- **Records to use**:

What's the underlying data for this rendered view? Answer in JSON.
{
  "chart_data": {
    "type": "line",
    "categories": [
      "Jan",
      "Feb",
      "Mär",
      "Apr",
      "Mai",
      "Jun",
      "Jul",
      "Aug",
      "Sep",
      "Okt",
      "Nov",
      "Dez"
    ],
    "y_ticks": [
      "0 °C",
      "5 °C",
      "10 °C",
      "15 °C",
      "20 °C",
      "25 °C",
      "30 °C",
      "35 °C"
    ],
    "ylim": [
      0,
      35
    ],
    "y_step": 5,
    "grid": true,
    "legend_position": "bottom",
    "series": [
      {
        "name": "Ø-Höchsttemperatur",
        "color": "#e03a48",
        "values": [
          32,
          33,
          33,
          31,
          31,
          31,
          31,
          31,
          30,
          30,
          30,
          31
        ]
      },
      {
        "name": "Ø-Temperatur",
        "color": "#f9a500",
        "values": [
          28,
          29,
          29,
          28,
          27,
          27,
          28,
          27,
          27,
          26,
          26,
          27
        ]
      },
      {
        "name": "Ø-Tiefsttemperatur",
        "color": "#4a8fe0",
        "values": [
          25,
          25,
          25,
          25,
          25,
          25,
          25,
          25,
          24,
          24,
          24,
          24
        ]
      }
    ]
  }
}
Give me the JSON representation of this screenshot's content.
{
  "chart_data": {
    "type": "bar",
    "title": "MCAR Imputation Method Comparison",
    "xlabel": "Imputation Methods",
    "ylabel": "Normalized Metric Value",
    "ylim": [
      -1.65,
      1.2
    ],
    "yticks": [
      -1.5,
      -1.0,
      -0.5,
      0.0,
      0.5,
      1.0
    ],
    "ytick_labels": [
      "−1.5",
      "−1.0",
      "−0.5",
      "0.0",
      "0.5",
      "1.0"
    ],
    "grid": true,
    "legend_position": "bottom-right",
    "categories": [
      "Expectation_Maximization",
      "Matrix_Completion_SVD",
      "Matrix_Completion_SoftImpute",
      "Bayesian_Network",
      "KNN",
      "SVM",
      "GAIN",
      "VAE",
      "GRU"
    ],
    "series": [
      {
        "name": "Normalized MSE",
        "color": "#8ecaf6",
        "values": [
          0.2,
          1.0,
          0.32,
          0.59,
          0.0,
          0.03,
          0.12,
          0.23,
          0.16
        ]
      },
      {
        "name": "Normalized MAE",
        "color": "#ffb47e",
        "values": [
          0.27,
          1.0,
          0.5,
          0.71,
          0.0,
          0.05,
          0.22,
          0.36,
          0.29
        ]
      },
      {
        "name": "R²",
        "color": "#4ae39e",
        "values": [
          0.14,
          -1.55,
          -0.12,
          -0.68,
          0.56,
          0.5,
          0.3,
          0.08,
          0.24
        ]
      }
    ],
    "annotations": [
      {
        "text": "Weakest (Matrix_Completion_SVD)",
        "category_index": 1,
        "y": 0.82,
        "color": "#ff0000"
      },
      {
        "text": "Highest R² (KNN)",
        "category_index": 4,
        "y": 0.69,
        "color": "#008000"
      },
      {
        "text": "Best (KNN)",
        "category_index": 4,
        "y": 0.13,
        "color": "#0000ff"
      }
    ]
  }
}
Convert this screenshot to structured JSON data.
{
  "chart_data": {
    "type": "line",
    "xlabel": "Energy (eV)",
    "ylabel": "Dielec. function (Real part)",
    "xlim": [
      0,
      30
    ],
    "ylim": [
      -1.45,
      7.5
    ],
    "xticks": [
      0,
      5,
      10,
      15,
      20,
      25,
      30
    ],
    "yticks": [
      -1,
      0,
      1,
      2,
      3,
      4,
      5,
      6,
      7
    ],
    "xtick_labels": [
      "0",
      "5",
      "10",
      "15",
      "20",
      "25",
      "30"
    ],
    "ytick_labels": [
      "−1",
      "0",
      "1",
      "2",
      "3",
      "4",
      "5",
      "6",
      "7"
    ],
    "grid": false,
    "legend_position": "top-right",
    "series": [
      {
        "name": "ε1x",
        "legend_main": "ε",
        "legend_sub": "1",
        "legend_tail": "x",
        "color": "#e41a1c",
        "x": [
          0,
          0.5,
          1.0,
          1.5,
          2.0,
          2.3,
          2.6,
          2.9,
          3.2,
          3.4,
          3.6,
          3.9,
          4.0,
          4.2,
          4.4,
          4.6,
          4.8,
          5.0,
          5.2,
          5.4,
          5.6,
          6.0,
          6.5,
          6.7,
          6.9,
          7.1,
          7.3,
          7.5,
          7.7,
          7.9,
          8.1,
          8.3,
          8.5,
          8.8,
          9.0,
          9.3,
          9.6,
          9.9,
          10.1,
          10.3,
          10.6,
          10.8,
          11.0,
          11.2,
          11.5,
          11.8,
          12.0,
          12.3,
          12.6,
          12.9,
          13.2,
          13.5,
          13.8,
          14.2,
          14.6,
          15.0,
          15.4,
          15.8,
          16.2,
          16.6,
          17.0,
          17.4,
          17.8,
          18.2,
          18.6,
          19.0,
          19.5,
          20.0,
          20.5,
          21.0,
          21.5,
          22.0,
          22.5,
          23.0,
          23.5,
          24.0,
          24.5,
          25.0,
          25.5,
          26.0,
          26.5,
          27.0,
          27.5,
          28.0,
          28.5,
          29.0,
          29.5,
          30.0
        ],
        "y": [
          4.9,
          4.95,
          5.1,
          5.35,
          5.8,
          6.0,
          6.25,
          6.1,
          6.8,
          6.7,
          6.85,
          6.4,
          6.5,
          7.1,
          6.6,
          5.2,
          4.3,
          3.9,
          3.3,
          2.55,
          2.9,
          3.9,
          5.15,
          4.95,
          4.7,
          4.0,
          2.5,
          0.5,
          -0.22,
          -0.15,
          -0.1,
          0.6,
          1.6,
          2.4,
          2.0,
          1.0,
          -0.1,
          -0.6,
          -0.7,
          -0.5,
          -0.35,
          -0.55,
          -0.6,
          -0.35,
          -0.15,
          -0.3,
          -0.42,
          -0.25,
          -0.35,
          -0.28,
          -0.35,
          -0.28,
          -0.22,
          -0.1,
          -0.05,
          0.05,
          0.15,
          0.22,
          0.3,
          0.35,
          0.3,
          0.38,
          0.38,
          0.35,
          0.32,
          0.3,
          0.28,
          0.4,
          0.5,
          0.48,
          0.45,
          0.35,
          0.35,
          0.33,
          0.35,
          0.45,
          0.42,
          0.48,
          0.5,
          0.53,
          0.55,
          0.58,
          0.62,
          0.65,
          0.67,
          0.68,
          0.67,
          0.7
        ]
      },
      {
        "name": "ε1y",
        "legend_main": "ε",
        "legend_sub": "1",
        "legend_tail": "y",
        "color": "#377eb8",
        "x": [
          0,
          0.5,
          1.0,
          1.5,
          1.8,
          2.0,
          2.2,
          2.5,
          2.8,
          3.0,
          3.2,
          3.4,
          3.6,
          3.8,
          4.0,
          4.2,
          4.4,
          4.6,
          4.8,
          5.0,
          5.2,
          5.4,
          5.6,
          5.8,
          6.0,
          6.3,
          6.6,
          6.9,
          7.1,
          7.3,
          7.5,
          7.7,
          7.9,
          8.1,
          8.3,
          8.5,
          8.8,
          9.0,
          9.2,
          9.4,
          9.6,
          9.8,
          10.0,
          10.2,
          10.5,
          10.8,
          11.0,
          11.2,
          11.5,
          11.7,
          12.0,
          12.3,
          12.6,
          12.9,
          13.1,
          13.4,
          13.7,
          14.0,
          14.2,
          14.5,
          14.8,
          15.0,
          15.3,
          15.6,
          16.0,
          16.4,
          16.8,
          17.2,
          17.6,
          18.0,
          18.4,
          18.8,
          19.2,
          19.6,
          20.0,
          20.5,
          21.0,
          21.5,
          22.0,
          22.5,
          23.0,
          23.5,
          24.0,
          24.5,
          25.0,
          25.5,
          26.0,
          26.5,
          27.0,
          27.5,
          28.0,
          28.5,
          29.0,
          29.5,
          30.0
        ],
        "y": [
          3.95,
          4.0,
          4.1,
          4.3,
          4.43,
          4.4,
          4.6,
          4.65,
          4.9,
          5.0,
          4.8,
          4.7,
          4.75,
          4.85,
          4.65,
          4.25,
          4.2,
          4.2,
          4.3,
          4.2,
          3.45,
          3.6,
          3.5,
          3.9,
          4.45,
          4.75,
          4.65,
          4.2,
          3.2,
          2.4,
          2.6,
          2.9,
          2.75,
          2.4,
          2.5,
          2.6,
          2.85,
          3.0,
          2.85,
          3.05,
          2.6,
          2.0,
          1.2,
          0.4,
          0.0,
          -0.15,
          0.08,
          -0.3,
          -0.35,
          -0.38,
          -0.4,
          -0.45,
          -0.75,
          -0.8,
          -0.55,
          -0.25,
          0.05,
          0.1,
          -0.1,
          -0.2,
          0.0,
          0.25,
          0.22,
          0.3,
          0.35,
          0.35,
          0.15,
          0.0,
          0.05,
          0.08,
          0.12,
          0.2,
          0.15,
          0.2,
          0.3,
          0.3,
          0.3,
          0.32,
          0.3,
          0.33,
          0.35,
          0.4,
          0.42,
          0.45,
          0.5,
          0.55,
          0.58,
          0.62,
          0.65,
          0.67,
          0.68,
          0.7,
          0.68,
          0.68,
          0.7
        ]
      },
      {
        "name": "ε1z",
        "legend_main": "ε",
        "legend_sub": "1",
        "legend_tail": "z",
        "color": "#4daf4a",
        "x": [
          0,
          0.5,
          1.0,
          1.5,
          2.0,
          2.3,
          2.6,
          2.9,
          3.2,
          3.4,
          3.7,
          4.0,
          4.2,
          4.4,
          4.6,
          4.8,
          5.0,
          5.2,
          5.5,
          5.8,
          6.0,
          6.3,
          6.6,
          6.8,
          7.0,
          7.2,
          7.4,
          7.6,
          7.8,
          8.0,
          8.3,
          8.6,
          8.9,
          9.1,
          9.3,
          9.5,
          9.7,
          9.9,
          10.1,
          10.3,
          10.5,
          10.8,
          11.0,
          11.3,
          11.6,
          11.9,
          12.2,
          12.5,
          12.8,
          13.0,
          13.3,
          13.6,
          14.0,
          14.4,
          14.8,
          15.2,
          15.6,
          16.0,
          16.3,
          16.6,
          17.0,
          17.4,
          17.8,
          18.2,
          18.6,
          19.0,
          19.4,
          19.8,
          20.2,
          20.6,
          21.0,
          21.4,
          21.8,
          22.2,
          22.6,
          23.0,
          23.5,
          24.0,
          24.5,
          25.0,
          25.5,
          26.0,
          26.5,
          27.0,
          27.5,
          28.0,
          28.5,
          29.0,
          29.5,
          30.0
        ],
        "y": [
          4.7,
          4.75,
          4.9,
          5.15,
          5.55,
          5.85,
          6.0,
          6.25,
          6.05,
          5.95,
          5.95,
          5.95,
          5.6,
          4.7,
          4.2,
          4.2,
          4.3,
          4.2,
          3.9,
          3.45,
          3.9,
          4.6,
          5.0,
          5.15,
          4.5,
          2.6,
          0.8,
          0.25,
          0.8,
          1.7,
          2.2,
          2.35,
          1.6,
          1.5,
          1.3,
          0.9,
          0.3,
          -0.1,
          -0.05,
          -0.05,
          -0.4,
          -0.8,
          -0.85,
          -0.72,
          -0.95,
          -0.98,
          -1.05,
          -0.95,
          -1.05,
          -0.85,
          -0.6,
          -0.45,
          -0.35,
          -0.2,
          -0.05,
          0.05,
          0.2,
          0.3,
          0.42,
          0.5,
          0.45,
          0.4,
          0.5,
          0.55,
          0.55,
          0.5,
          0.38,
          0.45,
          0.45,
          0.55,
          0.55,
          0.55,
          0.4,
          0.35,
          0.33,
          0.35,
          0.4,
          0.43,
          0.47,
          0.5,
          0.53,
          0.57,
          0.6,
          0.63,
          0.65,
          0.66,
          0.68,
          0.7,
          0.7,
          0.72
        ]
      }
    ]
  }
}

- **Problem details**:
Show every line from the listing above in which the string "Imputation" appears.

- **Response below**:
    "title": "MCAR Imputation Method Comparison",
    "xlabel": "Imputation Methods",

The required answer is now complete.